[WORK TO BE COMPLETED] Tally the lines that contain the string "xavo" and give the number by itself.

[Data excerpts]
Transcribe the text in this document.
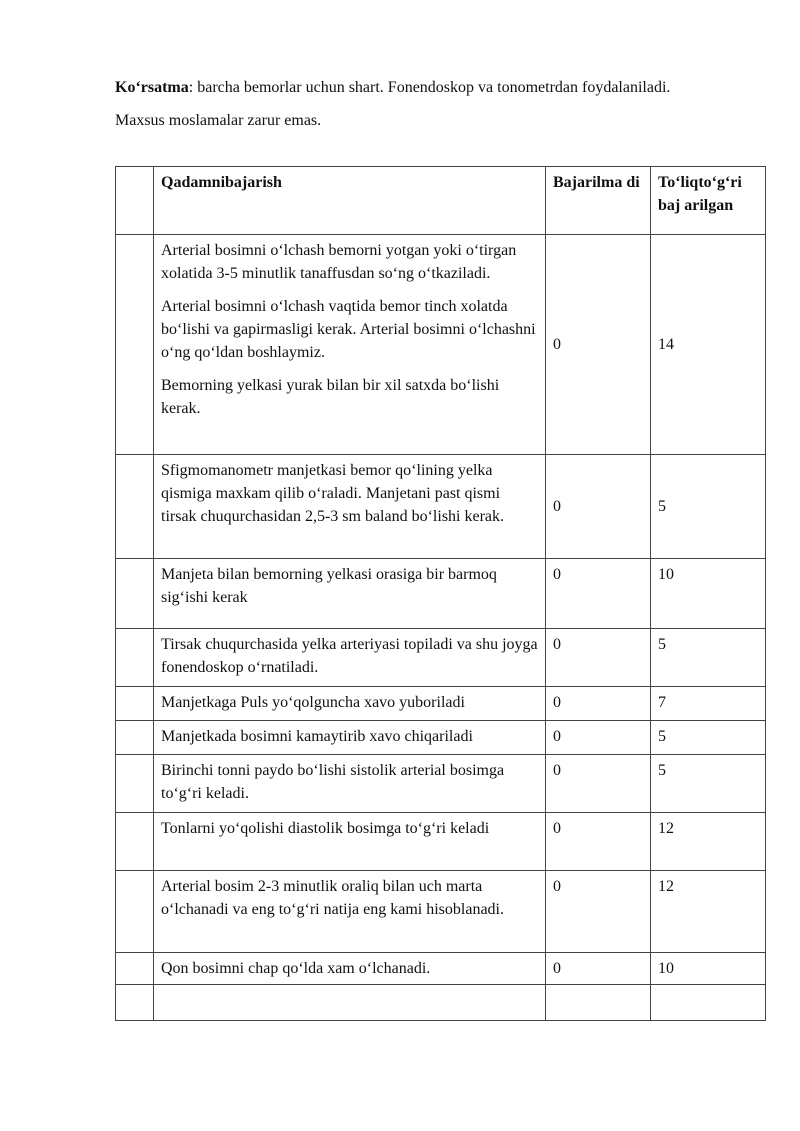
Ko‘rsatma: barcha bemorlar uchun shart. Fonendoskop va tonometrdan foydalaniladi.

Maxsus moslamalar zarur emas.

	Qadamnibajarish	Bajarilma di	To‘liqto‘g‘ri baj arilgan

	Arterial bosimni o‘lchash bemorni yotgan yoki o‘tirgan xolatida 3-5 minutlik tanaffusdan so‘ng o‘tkaziladi.

Arterial bosimni o‘lchash vaqtida bemor tinch xolatda bo‘lishi va gapirmasligi kerak. Arterial bosimni o‘lchashni o‘ng qo‘ldan boshlaymiz.

Bemorning yelkasi yurak bilan bir xil satxda bo‘lishi kerak.	0	14

	Sfigmomanometr manjetkasi bemor qo‘lining yelka qismiga maxkam qilib o‘raladi. Manjetani past qismi tirsak chuqurchasidan 2,5-3 sm baland bo‘lishi kerak.	0	5

	Manjeta bilan bemorning yelkasi orasiga bir barmoq sig‘ishi kerak	0	10

	Tirsak chuqurchasida yelka arteriyasi topiladi va shu joyga fonendoskop o‘rnatiladi.	0	5

	Manjetkaga Puls yo‘qolguncha xavo yuboriladi	0	7

	Manjetkada bosimni kamaytirib xavo chiqariladi	0	5

	Birinchi tonni paydo bo‘lishi sistolik arterial bosimga to‘g‘ri keladi.	0	5

	Tonlarni yo‘qolishi diastolik bosimga to‘g‘ri keladi	0	12

	Arterial bosim 2-3 minutlik oraliq bilan uch marta o‘lchanadi va eng to‘g‘ri natija eng kami hisoblanadi.	0	12

	Qon bosimni chap qo‘lda xam o‘lchanadi.	0	10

[SOLUTION TO THE PROBLEM] 2